■ Challenge ■
Each entry below must be repeated exactly, with pictures left out.

■ Records shown ■
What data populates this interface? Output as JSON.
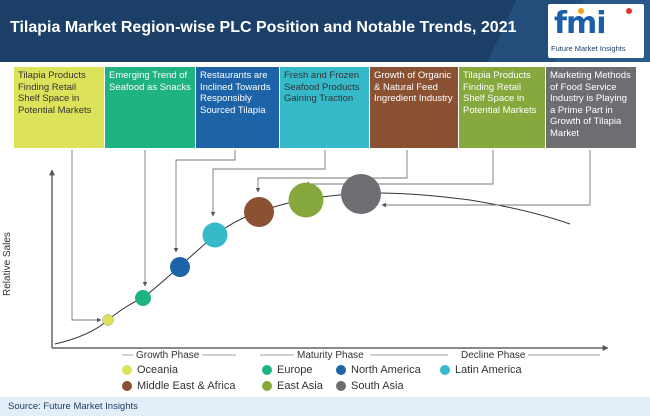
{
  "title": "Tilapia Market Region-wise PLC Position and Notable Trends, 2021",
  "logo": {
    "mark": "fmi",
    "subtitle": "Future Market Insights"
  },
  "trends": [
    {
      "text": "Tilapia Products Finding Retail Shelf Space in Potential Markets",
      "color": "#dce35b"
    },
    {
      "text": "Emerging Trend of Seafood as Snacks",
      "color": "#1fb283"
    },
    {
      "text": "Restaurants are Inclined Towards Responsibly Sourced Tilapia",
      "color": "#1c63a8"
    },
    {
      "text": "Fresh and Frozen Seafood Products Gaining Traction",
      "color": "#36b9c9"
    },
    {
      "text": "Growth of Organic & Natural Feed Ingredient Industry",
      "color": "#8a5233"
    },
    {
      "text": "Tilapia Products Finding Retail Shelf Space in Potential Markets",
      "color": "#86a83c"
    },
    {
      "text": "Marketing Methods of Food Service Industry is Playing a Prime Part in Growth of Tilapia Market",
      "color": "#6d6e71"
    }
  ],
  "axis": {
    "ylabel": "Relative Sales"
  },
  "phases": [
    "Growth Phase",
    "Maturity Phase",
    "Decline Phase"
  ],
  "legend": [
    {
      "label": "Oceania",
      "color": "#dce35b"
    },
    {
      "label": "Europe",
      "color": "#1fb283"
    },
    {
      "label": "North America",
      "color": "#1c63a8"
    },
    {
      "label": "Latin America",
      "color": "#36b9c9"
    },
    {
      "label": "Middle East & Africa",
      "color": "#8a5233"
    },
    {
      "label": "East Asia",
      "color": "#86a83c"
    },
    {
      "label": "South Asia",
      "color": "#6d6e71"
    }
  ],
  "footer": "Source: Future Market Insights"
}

■ Exercise output ■
What data populates this interface? Output as JSON.
{
  "title": "Tilapia Market Region-wise PLC Position and Notable Trends, 2021",
  "logo": {
    "mark": "fmi",
    "subtitle": "Future Market Insights"
  },
  "trends": [
    {
      "text": "Tilapia Products Finding Retail Shelf Space in Potential Markets",
      "color": "#dce35b"
    },
    {
      "text": "Emerging Trend of Seafood as Snacks",
      "color": "#1fb283"
    },
    {
      "text": "Restaurants are Inclined Towards Responsibly Sourced Tilapia",
      "color": "#1c63a8"
    },
    {
      "text": "Fresh and Frozen Seafood Products Gaining Traction",
      "color": "#36b9c9"
    },
    {
      "text": "Growth of Organic & Natural Feed Ingredient Industry",
      "color": "#8a5233"
    },
    {
      "text": "Tilapia Products Finding Retail Shelf Space in Potential Markets",
      "color": "#86a83c"
    },
    {
      "text": "Marketing Methods of Food Service Industry is Playing a Prime Part in Growth of Tilapia Market",
      "color": "#6d6e71"
    }
  ],
  "axis": {
    "ylabel": "Relative Sales"
  },
  "phases": [
    "Growth Phase",
    "Maturity Phase",
    "Decline Phase"
  ],
  "legend": [
    {
      "label": "Oceania",
      "color": "#dce35b"
    },
    {
      "label": "Europe",
      "color": "#1fb283"
    },
    {
      "label": "North America",
      "color": "#1c63a8"
    },
    {
      "label": "Latin America",
      "color": "#36b9c9"
    },
    {
      "label": "Middle East & Africa",
      "color": "#8a5233"
    },
    {
      "label": "East Asia",
      "color": "#86a83c"
    },
    {
      "label": "South Asia",
      "color": "#6d6e71"
    }
  ],
  "footer": "Source: Future Market Insights"
}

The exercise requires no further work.